:: Exercise material

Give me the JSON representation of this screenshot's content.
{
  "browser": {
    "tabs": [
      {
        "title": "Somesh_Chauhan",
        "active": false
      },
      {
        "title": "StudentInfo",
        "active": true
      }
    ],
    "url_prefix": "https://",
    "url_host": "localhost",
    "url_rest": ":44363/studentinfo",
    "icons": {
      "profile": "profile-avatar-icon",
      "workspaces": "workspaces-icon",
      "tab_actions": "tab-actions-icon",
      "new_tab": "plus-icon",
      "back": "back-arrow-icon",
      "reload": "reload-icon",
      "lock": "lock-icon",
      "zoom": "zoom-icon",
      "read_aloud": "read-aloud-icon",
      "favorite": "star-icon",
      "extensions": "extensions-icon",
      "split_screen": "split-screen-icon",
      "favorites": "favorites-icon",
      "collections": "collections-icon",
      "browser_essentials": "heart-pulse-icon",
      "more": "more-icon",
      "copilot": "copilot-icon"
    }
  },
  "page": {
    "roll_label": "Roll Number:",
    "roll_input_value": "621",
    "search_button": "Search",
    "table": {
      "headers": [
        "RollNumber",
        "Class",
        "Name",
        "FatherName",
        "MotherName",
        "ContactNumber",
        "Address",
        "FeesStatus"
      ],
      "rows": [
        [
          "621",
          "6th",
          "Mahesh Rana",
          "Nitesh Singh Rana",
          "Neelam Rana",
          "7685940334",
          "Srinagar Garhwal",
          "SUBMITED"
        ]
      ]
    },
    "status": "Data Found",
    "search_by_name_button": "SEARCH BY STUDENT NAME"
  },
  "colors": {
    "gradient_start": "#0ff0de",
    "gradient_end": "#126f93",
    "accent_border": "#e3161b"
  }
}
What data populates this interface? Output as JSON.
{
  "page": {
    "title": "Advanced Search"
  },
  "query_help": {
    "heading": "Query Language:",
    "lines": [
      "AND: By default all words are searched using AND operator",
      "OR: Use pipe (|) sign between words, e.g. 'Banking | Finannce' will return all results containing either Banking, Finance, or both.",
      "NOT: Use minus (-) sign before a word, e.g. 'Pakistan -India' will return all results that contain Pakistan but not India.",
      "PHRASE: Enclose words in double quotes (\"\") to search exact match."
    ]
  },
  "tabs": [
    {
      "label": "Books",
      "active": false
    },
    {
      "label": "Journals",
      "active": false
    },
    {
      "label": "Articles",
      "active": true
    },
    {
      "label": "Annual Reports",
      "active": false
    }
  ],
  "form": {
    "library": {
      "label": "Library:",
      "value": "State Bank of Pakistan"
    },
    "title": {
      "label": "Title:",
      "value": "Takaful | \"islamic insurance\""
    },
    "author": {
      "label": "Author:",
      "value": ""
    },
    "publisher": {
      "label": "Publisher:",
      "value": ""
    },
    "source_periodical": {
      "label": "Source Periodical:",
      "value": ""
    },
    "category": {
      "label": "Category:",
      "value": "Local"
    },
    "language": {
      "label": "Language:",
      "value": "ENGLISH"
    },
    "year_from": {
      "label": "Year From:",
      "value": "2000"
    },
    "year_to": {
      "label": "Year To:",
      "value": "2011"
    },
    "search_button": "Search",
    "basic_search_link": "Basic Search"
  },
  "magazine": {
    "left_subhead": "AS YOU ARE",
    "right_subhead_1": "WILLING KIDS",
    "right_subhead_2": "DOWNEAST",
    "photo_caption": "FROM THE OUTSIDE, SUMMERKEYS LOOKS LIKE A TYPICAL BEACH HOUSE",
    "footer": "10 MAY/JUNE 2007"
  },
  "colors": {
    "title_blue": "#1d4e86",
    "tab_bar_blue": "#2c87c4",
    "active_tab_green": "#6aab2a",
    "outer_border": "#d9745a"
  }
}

::::

Goal
Every entry must be quoted exactly as it appears above.

Solution for this exercise
Give me the JSON representation of this screenshot's content.
{
  "browser": {
    "tabs": [
      {
        "title": "Somesh_Chauhan",
        "active": false
      },
      {
        "title": "StudentInfo",
        "active": true
      }
    ],
    "url_prefix": "https://",
    "url_host": "localhost",
    "url_rest": ":44363/studentinfo",
    "icons": {
      "profile": "profile-avatar-icon",
      "workspaces": "workspaces-icon",
      "tab_actions": "tab-actions-icon",
      "new_tab": "plus-icon",
      "back": "back-arrow-icon",
      "reload": "reload-icon",
      "lock": "lock-icon",
      "zoom": "zoom-icon",
      "read_aloud": "read-aloud-icon",
      "favorite": "star-icon",
      "extensions": "extensions-icon",
      "split_screen": "split-screen-icon",
      "favorites": "favorites-icon",
      "collections": "collections-icon",
      "browser_essentials": "heart-pulse-icon",
      "more": "more-icon",
      "copilot": "copilot-icon"
    }
  },
  "page": {
    "roll_label": "Roll Number:",
    "roll_input_value": "621",
    "search_button": "Search",
    "table": {
      "headers": [
        "RollNumber",
        "Class",
        "Name",
        "FatherName",
        "MotherName",
        "ContactNumber",
        "Address",
        "FeesStatus"
      ],
      "rows": [
        [
          "621",
          "6th",
          "Mahesh Rana",
          "Nitesh Singh Rana",
          "Neelam Rana",
          "7685940334",
          "Srinagar Garhwal",
          "SUBMITED"
        ]
      ]
    },
    "status": "Data Found",
    "search_by_name_button": "SEARCH BY STUDENT NAME"
  },
  "colors": {
    "gradient_start": "#0ff0de",
    "gradient_end": "#126f93",
    "accent_border": "#e3161b"
  }
}
What data populates this interface? Output as JSON.
{
  "page": {
    "title": "Advanced Search"
  },
  "query_help": {
    "heading": "Query Language:",
    "lines": [
      "AND: By default all words are searched using AND operator",
      "OR: Use pipe (|) sign between words, e.g. 'Banking | Finannce' will return all results containing either Banking, Finance, or both.",
      "NOT: Use minus (-) sign before a word, e.g. 'Pakistan -India' will return all results that contain Pakistan but not India.",
      "PHRASE: Enclose words in double quotes (\"\") to search exact match."
    ]
  },
  "tabs": [
    {
      "label": "Books",
      "active": false
    },
    {
      "label": "Journals",
      "active": false
    },
    {
      "label": "Articles",
      "active": true
    },
    {
      "label": "Annual Reports",
      "active": false
    }
  ],
  "form": {
    "library": {
      "label": "Library:",
      "value": "State Bank of Pakistan"
    },
    "title": {
      "label": "Title:",
      "value": "Takaful | \"islamic insurance\""
    },
    "author": {
      "label": "Author:",
      "value": ""
    },
    "publisher": {
      "label": "Publisher:",
      "value": ""
    },
    "source_periodical": {
      "label": "Source Periodical:",
      "value": ""
    },
    "category": {
      "label": "Category:",
      "value": "Local"
    },
    "language": {
      "label": "Language:",
      "value": "ENGLISH"
    },
    "year_from": {
      "label": "Year From:",
      "value": "2000"
    },
    "year_to": {
      "label": "Year To:",
      "value": "2011"
    },
    "search_button": "Search",
    "basic_search_link": "Basic Search"
  },
  "magazine": {
    "left_subhead": "AS YOU ARE",
    "right_subhead_1": "WILLING KIDS",
    "right_subhead_2": "DOWNEAST",
    "photo_caption": "FROM THE OUTSIDE, SUMMERKEYS LOOKS LIKE A TYPICAL BEACH HOUSE",
    "footer": "10 MAY/JUNE 2007"
  },
  "colors": {
    "title_blue": "#1d4e86",
    "tab_bar_blue": "#2c87c4",
    "active_tab_green": "#6aab2a",
    "outer_border": "#d9745a"
  }
}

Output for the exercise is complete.